= Task statement =
Will you transcribe the entries that follow, exactly and in full?

***

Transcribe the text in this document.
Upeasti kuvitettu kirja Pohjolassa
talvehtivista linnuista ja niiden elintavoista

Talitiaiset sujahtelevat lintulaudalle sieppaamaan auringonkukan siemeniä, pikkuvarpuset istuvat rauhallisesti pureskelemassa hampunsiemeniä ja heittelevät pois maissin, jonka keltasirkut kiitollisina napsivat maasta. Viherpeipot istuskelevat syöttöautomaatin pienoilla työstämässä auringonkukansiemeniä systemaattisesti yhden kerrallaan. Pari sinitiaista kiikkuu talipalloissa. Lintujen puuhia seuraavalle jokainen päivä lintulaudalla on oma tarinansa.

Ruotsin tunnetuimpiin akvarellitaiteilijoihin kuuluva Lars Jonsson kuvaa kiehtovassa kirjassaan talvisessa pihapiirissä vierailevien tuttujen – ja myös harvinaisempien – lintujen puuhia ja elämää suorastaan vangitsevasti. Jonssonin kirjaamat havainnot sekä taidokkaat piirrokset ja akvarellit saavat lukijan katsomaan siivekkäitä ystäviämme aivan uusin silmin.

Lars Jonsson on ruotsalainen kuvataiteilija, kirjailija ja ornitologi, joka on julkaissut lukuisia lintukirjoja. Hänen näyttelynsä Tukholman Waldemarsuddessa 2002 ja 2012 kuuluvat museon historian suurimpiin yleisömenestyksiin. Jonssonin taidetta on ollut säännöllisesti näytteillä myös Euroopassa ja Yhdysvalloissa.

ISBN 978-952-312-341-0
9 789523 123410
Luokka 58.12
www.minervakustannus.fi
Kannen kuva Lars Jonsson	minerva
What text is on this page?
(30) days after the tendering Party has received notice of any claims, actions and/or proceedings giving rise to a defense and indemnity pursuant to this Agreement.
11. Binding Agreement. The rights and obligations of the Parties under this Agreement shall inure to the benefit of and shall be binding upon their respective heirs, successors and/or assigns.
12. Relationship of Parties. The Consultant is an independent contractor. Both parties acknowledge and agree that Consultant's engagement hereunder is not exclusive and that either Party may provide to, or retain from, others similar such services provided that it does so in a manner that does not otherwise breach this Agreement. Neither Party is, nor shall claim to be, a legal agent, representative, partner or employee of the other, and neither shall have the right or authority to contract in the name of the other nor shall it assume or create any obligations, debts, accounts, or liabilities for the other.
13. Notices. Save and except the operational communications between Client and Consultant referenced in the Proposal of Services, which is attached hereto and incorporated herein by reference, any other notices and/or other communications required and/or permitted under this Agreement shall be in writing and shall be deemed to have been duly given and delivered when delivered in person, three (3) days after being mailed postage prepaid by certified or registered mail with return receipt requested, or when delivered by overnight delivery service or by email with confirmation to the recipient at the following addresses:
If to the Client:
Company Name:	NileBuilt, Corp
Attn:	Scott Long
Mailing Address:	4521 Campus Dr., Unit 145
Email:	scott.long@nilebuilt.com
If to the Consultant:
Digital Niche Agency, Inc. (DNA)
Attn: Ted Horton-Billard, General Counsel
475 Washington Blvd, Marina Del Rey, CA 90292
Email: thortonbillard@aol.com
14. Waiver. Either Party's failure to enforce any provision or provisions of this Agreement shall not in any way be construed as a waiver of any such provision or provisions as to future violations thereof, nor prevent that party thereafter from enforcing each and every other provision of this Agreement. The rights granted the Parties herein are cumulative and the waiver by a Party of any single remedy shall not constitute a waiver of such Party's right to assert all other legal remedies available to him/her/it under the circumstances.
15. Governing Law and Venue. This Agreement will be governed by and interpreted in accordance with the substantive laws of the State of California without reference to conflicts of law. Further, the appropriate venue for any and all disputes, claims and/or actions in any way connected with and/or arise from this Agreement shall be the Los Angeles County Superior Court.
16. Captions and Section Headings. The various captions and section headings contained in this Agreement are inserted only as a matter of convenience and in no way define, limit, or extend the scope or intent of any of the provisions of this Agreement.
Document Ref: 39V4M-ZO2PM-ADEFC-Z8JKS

***

= Exercise response =
Transcribe the text in this document.
Upeasti kuvitettu kirja Pohjolassa
talvehtivista linnuista ja niiden elintavoista

Talitiaiset sujahtelevat lintulaudalle sieppaamaan auringonkukan siemeniä, pikkuvarpuset istuvat rauhallisesti pureskelemassa hampunsiemeniä ja heittelevät pois maissin, jonka keltasirkut kiitollisina napsivat maasta. Viherpeipot istuskelevat syöttöautomaatin pienoilla työstämässä auringonkukansiemeniä systemaattisesti yhden kerrallaan. Pari sinitiaista kiikkuu talipalloissa. Lintujen puuhia seuraavalle jokainen päivä lintulaudalla on oma tarinansa.

Ruotsin tunnetuimpiin akvarellitaiteilijoihin kuuluva Lars Jonsson kuvaa kiehtovassa kirjassaan talvisessa pihapiirissä vierailevien tuttujen – ja myös harvinaisempien – lintujen puuhia ja elämää suorastaan vangitsevasti. Jonssonin kirjaamat havainnot sekä taidokkaat piirrokset ja akvarellit saavat lukijan katsomaan siivekkäitä ystäviämme aivan uusin silmin.

Lars Jonsson on ruotsalainen kuvataiteilija, kirjailija ja ornitologi, joka on julkaissut lukuisia lintukirjoja. Hänen näyttelynsä Tukholman Waldemarsuddessa 2002 ja 2012 kuuluvat museon historian suurimpiin yleisömenestyksiin. Jonssonin taidetta on ollut säännöllisesti näytteillä myös Euroopassa ja Yhdysvalloissa.

ISBN 978-952-312-341-0
9 789523 123410
Luokka 58.12
www.minervakustannus.fi
Kannen kuva Lars Jonsson	minerva
What text is on this page?
(30) days after the tendering Party has received notice of any claims, actions and/or proceedings giving rise to a defense and indemnity pursuant to this Agreement.
11. Binding Agreement. The rights and obligations of the Parties under this Agreement shall inure to the benefit of and shall be binding upon their respective heirs, successors and/or assigns.
12. Relationship of Parties. The Consultant is an independent contractor. Both parties acknowledge and agree that Consultant's engagement hereunder is not exclusive and that either Party may provide to, or retain from, others similar such services provided that it does so in a manner that does not otherwise breach this Agreement. Neither Party is, nor shall claim to be, a legal agent, representative, partner or employee of the other, and neither shall have the right or authority to contract in the name of the other nor shall it assume or create any obligations, debts, accounts, or liabilities for the other.
13. Notices. Save and except the operational communications between Client and Consultant referenced in the Proposal of Services, which is attached hereto and incorporated herein by reference, any other notices and/or other communications required and/or permitted under this Agreement shall be in writing and shall be deemed to have been duly given and delivered when delivered in person, three (3) days after being mailed postage prepaid by certified or registered mail with return receipt requested, or when delivered by overnight delivery service or by email with confirmation to the recipient at the following addresses:
If to the Client:
Company Name:	NileBuilt, Corp
Attn:	Scott Long
Mailing Address:	4521 Campus Dr., Unit 145
Email:	scott.long@nilebuilt.com
If to the Consultant:
Digital Niche Agency, Inc. (DNA)
Attn: Ted Horton-Billard, General Counsel
475 Washington Blvd, Marina Del Rey, CA 90292
Email: thortonbillard@aol.com
14. Waiver. Either Party's failure to enforce any provision or provisions of this Agreement shall not in any way be construed as a waiver of any such provision or provisions as to future violations thereof, nor prevent that party thereafter from enforcing each and every other provision of this Agreement. The rights granted the Parties herein are cumulative and the waiver by a Party of any single remedy shall not constitute a waiver of such Party's right to assert all other legal remedies available to him/her/it under the circumstances.
15. Governing Law and Venue. This Agreement will be governed by and interpreted in accordance with the substantive laws of the State of California without reference to conflicts of law. Further, the appropriate venue for any and all disputes, claims and/or actions in any way connected with and/or arise from this Agreement shall be the Los Angeles County Superior Court.
16. Captions and Section Headings. The various captions and section headings contained in this Agreement are inserted only as a matter of convenience and in no way define, limit, or extend the scope or intent of any of the provisions of this Agreement.
Document Ref: 39V4M-ZO2PM-ADEFC-Z8JKS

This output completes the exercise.